Exercise brief: Copy out all the lines where "JSON" shows up.

Records about charts and figures:
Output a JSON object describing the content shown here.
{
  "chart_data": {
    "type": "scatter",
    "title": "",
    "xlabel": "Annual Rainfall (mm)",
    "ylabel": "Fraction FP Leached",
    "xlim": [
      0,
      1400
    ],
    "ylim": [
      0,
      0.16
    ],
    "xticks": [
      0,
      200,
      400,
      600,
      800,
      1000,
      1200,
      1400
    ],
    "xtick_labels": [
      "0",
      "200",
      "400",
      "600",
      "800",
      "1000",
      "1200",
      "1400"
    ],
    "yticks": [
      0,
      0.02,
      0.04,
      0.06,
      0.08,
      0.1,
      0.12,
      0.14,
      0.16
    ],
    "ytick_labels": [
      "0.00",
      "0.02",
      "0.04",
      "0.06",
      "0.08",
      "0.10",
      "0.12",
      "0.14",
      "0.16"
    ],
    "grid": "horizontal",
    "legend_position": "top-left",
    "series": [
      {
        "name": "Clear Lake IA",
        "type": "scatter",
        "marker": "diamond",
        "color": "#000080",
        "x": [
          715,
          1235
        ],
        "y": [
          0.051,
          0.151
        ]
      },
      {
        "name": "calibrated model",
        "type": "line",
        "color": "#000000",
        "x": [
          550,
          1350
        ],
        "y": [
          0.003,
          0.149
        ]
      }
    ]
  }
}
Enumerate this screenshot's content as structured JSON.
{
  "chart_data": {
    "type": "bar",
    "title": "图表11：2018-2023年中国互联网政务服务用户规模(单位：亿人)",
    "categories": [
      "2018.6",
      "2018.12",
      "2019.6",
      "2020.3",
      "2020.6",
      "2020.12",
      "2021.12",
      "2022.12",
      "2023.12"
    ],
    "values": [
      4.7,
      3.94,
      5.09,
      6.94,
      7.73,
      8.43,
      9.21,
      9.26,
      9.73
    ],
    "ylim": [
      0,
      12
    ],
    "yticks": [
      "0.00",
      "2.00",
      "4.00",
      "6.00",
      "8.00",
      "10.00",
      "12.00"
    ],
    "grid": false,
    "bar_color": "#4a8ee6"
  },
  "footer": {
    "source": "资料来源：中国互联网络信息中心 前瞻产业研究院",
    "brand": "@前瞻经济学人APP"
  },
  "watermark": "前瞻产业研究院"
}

Task answer:
Output a JSON object describing the content shown here.
Enumerate this screenshot's content as structured JSON.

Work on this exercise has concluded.